» **Text provided**
Content starts

However, descriptions such as those cited above as well as systematic analysis of the archeological evidence enables us to imagine a great deal. As a novelist writing about the crusader kingdoms, I am compelled to utilize all existing sources, both written and archaeological — and then add a hefty dose of imagination. What follows is a short survey of the key elements that would have defined an urban dwelling in the crusader kingdoms.

Due to a general scarcity of wood, the basic building material in the Middle East in the crusader period was stone and/or brick. The latter, and often the former, was plastered over and whitewashed, both inside and out, or faced with marble in the case of important and representational buildings. The floors of poorer dwellings were either beaten earth or cut out of the bedrock, while upper floors were plaster. In wealthier homes the floors were usually flagstone on the ground floor, marble or mosaic. Courtyards were usually paved with cobbles.

Content ends

» **Record set**
Content starts

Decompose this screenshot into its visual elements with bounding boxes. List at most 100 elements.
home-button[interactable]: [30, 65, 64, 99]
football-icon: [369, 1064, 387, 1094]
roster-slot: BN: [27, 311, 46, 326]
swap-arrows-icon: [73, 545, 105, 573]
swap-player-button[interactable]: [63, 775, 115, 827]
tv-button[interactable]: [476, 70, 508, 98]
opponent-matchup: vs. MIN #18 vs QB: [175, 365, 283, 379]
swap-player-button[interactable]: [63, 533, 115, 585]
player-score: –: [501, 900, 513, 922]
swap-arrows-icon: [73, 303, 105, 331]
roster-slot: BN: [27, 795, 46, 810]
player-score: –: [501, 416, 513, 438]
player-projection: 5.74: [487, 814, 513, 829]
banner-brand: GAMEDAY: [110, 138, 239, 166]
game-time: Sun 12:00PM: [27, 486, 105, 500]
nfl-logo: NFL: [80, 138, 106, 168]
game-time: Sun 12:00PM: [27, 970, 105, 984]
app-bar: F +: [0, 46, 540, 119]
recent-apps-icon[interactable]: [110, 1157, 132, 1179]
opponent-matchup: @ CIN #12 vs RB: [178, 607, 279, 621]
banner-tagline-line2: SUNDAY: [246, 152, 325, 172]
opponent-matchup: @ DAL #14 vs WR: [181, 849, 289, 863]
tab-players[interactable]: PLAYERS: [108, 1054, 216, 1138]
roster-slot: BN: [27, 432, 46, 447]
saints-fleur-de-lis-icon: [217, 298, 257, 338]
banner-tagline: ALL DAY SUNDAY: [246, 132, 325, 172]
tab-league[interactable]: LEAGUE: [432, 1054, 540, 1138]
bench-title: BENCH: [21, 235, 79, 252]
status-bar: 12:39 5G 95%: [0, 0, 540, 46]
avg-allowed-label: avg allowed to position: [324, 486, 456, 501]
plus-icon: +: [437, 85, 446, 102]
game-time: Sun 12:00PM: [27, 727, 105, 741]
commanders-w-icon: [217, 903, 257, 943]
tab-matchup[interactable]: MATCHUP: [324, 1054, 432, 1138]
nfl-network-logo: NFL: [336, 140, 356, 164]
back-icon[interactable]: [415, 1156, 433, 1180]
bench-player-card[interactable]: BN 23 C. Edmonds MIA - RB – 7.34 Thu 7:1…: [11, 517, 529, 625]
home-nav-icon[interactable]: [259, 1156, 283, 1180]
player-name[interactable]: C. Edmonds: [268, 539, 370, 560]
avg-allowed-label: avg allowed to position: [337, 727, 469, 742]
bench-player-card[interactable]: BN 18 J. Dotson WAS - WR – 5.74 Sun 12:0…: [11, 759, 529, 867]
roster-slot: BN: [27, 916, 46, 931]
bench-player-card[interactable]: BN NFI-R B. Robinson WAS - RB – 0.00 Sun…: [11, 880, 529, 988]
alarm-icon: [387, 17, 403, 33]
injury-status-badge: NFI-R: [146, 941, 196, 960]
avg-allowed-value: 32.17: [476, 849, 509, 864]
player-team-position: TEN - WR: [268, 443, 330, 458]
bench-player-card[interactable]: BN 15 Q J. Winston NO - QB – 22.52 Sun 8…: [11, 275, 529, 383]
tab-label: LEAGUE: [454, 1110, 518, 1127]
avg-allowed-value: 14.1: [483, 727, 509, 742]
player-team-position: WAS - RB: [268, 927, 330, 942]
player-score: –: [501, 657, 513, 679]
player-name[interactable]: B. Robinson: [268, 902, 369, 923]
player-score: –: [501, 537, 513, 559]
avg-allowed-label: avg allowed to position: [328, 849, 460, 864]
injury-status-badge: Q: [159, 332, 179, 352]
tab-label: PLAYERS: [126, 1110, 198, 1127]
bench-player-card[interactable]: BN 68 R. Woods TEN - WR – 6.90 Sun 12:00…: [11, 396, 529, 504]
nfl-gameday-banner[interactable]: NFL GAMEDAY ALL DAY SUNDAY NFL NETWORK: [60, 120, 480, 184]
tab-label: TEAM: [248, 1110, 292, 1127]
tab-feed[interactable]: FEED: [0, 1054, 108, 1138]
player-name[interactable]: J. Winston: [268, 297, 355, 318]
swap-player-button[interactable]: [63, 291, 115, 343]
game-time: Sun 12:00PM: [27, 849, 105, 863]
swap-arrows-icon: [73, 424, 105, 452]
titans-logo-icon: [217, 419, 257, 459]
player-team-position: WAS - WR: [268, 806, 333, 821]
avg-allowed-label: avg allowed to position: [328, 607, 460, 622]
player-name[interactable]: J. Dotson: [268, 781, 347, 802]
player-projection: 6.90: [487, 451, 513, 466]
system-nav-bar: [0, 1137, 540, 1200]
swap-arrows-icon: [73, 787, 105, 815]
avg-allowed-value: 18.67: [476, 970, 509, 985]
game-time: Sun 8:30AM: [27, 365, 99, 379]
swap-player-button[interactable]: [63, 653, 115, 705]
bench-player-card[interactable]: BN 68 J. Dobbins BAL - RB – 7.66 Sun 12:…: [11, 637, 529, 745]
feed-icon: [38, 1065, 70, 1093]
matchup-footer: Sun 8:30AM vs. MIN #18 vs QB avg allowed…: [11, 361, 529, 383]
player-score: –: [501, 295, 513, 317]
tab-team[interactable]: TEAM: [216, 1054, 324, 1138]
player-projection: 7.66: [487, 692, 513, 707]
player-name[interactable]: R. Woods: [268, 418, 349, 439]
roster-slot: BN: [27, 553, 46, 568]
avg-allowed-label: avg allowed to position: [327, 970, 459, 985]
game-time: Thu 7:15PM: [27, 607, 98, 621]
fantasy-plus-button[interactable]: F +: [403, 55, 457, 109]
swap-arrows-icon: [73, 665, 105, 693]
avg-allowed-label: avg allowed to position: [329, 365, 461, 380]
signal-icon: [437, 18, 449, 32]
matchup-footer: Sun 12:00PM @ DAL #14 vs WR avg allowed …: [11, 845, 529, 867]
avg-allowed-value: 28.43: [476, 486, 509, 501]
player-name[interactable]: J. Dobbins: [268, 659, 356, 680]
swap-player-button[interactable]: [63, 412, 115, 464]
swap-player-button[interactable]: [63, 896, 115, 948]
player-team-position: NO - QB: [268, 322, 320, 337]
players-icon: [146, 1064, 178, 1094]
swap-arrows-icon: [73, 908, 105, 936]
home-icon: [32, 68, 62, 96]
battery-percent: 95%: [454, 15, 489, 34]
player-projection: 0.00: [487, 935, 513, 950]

Content ends

» **Try it**
Copy the stretch of the crusader dwellings text from "Due to a general" through "paved with cobbles." word for word.

» **The answer**
Due to a general scarcity of wood, the basic building material in the Middle East in the crusader period was stone and/or brick. The latter, and often the former, was plastered over and whitewashed, both inside and out, or faced with marble in the case of important and representational buildings. The floors of poorer dwellings were either beaten earth or cut out of the bedrock, while upper floors were plaster. In wealthier homes the floors were usually flagstone on the ground floor, marble or mosaic. Courtyards were usually paved with cobbles.